▶ **挑战题**
请根据下面这篇关于链表排序的文章回答：
1. 题目要求的时间复杂度是多少？
2. 作者以前用哪种排序方法写过这道题？
3. sortList 函数在什么情况下直接返回 head？

▶ **文档节选**

◇ ◇ ◇ ◇

Leetcode: Sort List - 归并

Sort a linked list in O(n log n)
time using constant space complexity.

以前写过快排的，很复杂，也容易出错。用归并试试，发现相当简单，逻辑也很清楚。一次通过。

/**
* Definition for singly-linked list.
* struct ListNode {
*     int val;
*     ListNode *next;
*     ListNode(int x) : val(x), next(NULL) {}
* };
*/
class Solution {
public:
ListNode *sortList(ListNode *head) {
if (head == NULL || head->next == NULL) {
return head;
}

ListNode *fast = head;
ListNode *slow = head;
ListNode *tail = slow;
while (fast != NULL && fast->next != NULL) {
fast = fast->next->next;
tail = slow;
slow = slow->next;
}

tail->next = NULL;
ListNode *first = sortList(head);
ListNode *second = sortList(slow);

// merge the 2 sorted lists
head = new ListNode(0);
tail = head;
while (first != NULL && second != NULL) {
if (first->val <= second->val) {
tail->next = first;
first = first->next;
}
else {
tail->next = second;
second = second->next;
}
tail = tail->next;
}

if (first != NULL) {
tail->next = first;
}
else if (second != NULL) {
tail->next = second;
}

tail = head->next;
delete head;
return tail;
}
};

=======================第二次======================

/**
* Definition for singly-linked list.

◇ ◇ ◇ ◇

▶ **材料**
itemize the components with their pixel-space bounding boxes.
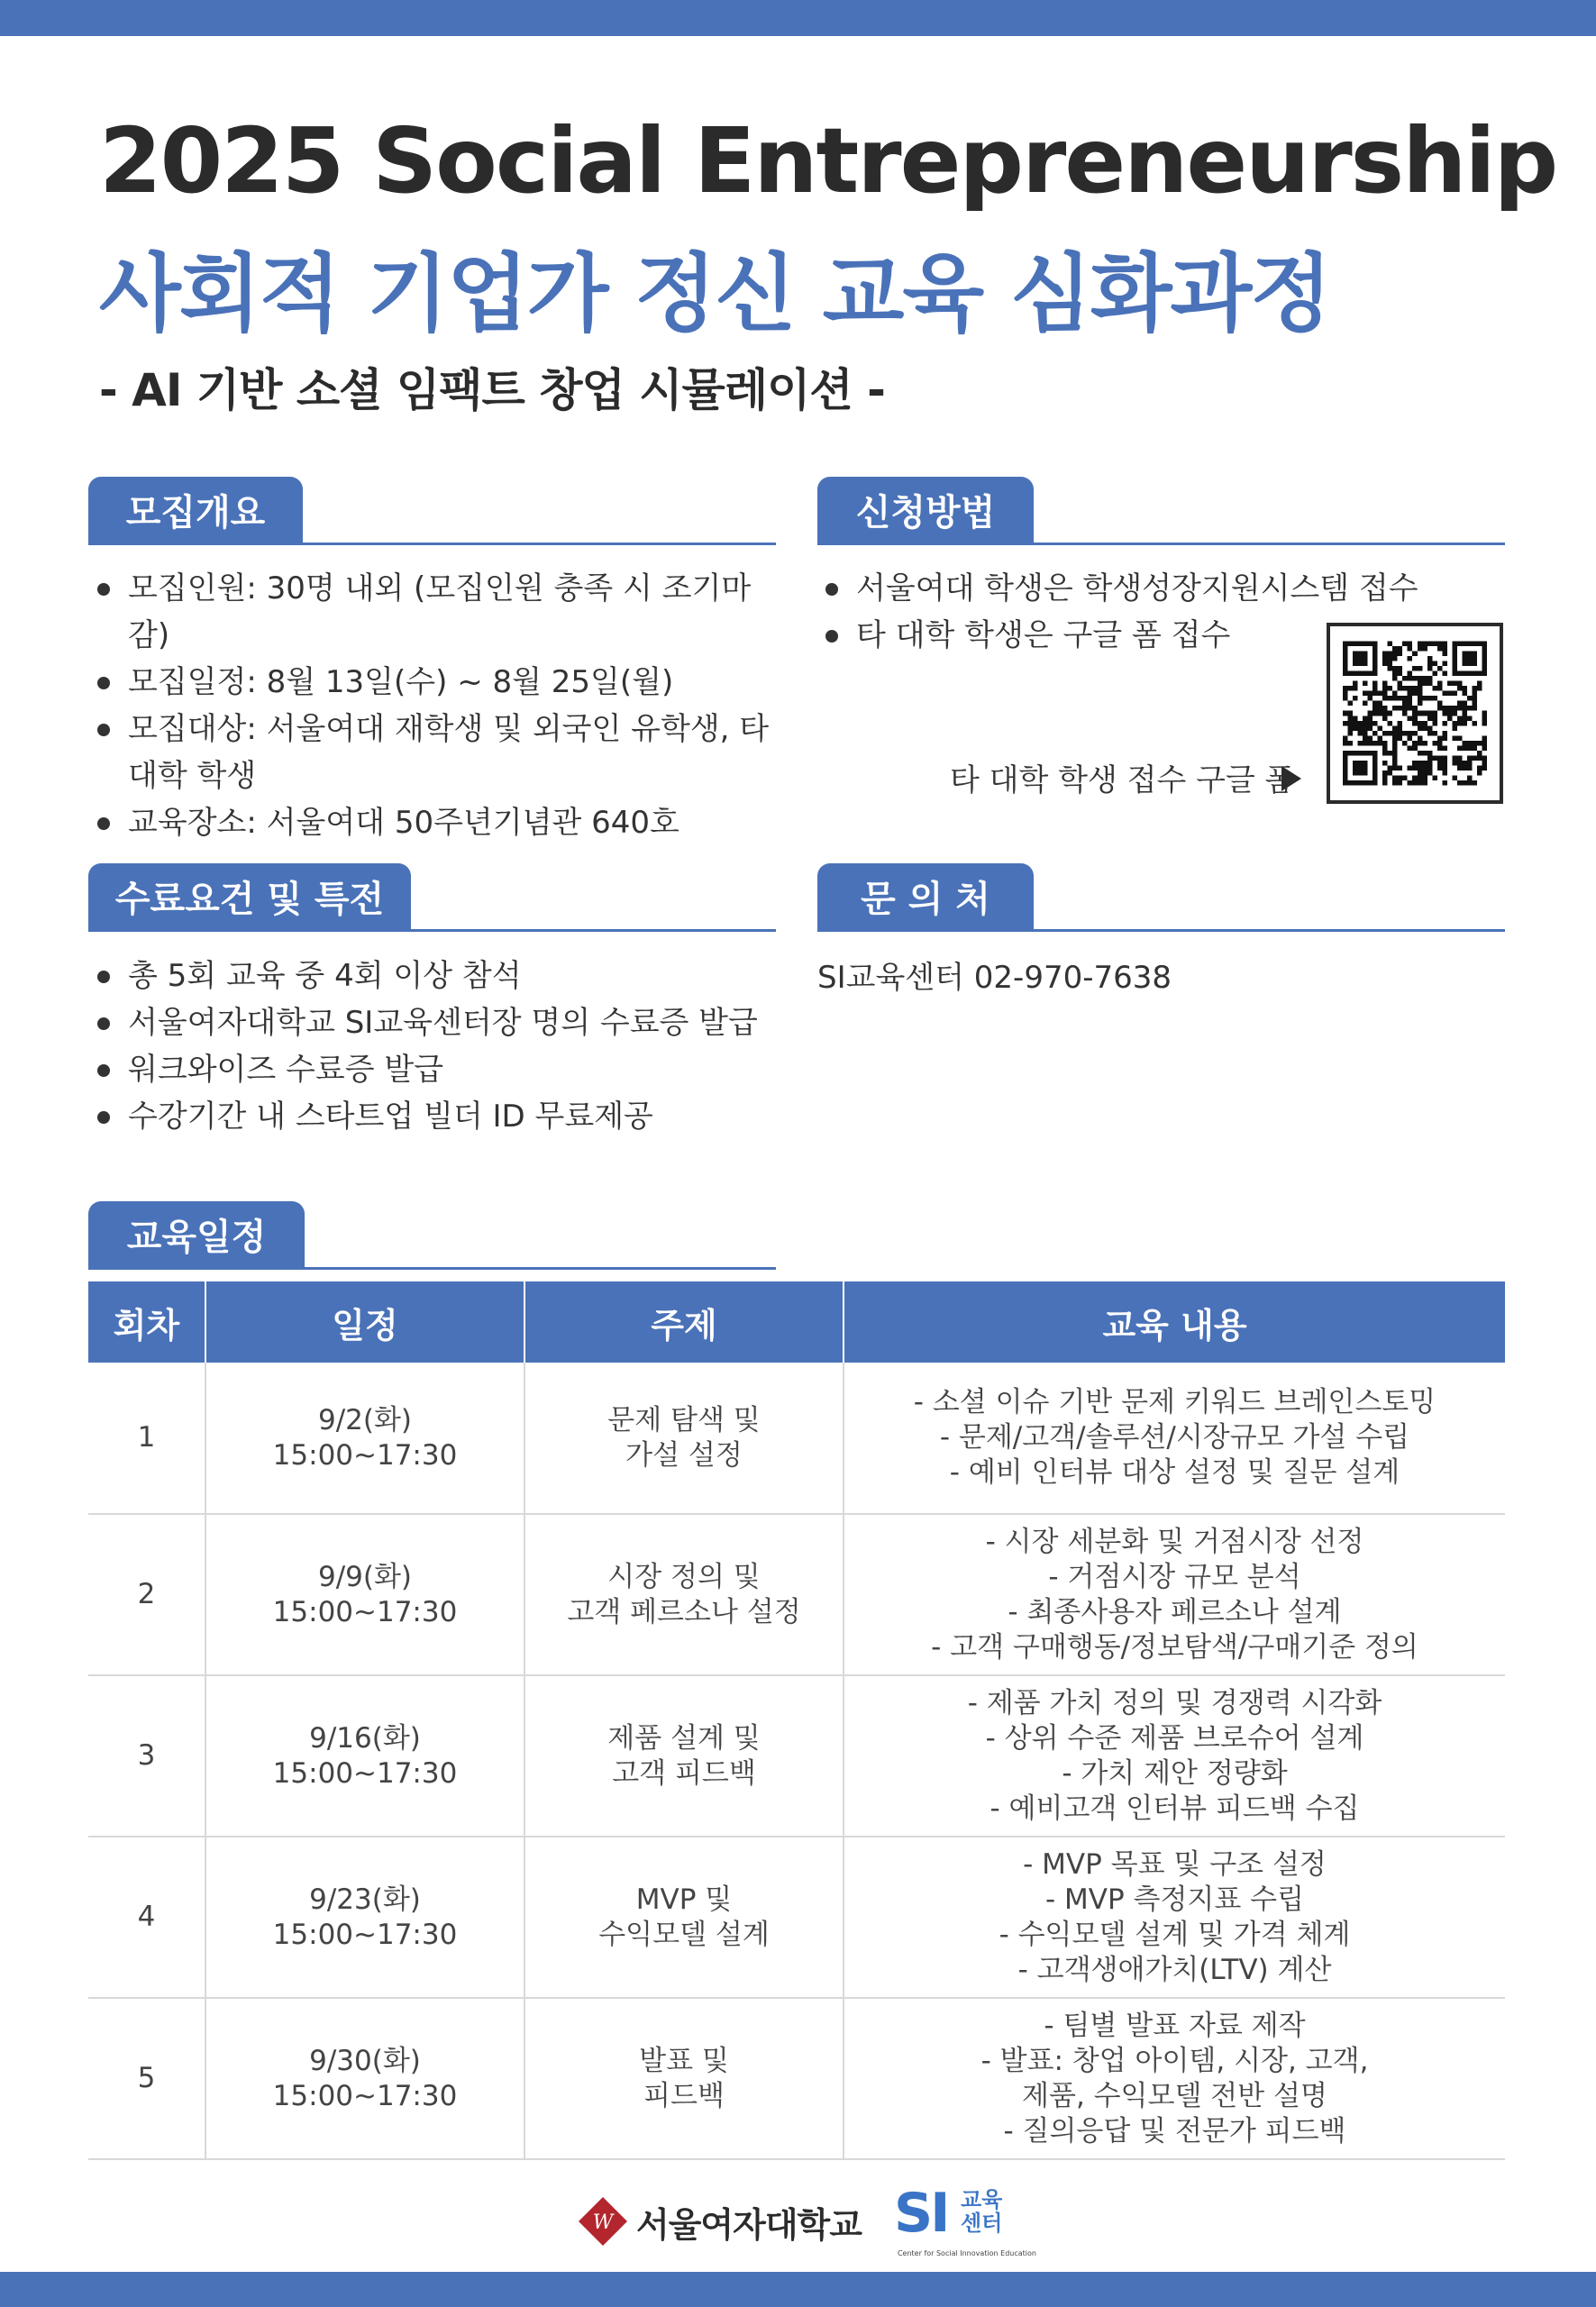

◇ ◇ ◇ ◇

▶ **例题解答**
1. O(n log n)。
2. 快排。
3. head 为 NULL 或 head->next 为 NULL 时。